- **Task details**
Write down every entry below once more, exactly.

——

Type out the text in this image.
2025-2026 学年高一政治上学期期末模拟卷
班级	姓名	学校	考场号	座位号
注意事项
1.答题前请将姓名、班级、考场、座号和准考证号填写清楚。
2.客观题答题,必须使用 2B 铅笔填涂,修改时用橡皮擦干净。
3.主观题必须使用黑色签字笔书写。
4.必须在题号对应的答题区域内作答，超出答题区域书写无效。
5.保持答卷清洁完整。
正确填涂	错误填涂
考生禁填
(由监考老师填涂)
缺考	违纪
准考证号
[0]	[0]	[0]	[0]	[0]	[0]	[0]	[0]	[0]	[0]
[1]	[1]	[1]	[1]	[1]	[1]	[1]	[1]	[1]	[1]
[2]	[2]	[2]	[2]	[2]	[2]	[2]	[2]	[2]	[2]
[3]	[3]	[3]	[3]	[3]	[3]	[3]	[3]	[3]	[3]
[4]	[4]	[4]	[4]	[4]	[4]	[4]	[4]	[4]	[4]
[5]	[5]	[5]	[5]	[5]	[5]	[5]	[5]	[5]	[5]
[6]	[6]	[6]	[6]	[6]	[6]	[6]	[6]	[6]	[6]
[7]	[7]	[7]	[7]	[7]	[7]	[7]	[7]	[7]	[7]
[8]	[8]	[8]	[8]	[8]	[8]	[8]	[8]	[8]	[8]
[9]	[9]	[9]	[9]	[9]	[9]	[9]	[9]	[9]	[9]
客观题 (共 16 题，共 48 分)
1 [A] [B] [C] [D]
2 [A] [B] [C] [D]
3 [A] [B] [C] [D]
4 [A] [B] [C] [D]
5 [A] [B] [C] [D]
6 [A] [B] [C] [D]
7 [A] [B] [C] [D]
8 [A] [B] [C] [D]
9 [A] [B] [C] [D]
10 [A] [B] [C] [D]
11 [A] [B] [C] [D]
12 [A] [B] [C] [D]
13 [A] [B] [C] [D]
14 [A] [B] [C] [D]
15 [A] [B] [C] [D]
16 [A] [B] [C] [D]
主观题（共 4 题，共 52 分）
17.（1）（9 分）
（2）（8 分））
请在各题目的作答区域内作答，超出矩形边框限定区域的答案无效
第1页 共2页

——

- **Written solution**
Type out the text in this image.
2025-2026 学年高一政治上学期期末模拟卷
班级	姓名	学校	考场号	座位号
注意事项
1.答题前请将姓名、班级、考场、座号和准考证号填写清楚。
2.客观题答题,必须使用 2B 铅笔填涂,修改时用橡皮擦干净。
3.主观题必须使用黑色签字笔书写。
4.必须在题号对应的答题区域内作答，超出答题区域书写无效。
5.保持答卷清洁完整。
正确填涂	错误填涂
考生禁填
(由监考老师填涂)
缺考	违纪
准考证号
[0]	[0]	[0]	[0]	[0]	[0]	[0]	[0]	[0]	[0]
[1]	[1]	[1]	[1]	[1]	[1]	[1]	[1]	[1]	[1]
[2]	[2]	[2]	[2]	[2]	[2]	[2]	[2]	[2]	[2]
[3]	[3]	[3]	[3]	[3]	[3]	[3]	[3]	[3]	[3]
[4]	[4]	[4]	[4]	[4]	[4]	[4]	[4]	[4]	[4]
[5]	[5]	[5]	[5]	[5]	[5]	[5]	[5]	[5]	[5]
[6]	[6]	[6]	[6]	[6]	[6]	[6]	[6]	[6]	[6]
[7]	[7]	[7]	[7]	[7]	[7]	[7]	[7]	[7]	[7]
[8]	[8]	[8]	[8]	[8]	[8]	[8]	[8]	[8]	[8]
[9]	[9]	[9]	[9]	[9]	[9]	[9]	[9]	[9]	[9]
客观题 (共 16 题，共 48 分)
1 [A] [B] [C] [D]
2 [A] [B] [C] [D]
3 [A] [B] [C] [D]
4 [A] [B] [C] [D]
5 [A] [B] [C] [D]
6 [A] [B] [C] [D]
7 [A] [B] [C] [D]
8 [A] [B] [C] [D]
9 [A] [B] [C] [D]
10 [A] [B] [C] [D]
11 [A] [B] [C] [D]
12 [A] [B] [C] [D]
13 [A] [B] [C] [D]
14 [A] [B] [C] [D]
15 [A] [B] [C] [D]
16 [A] [B] [C] [D]
主观题（共 4 题，共 52 分）
17.（1）（9 分）
（2）（8 分））
请在各题目的作答区域内作答，超出矩形边框限定区域的答案无效
第1页 共2页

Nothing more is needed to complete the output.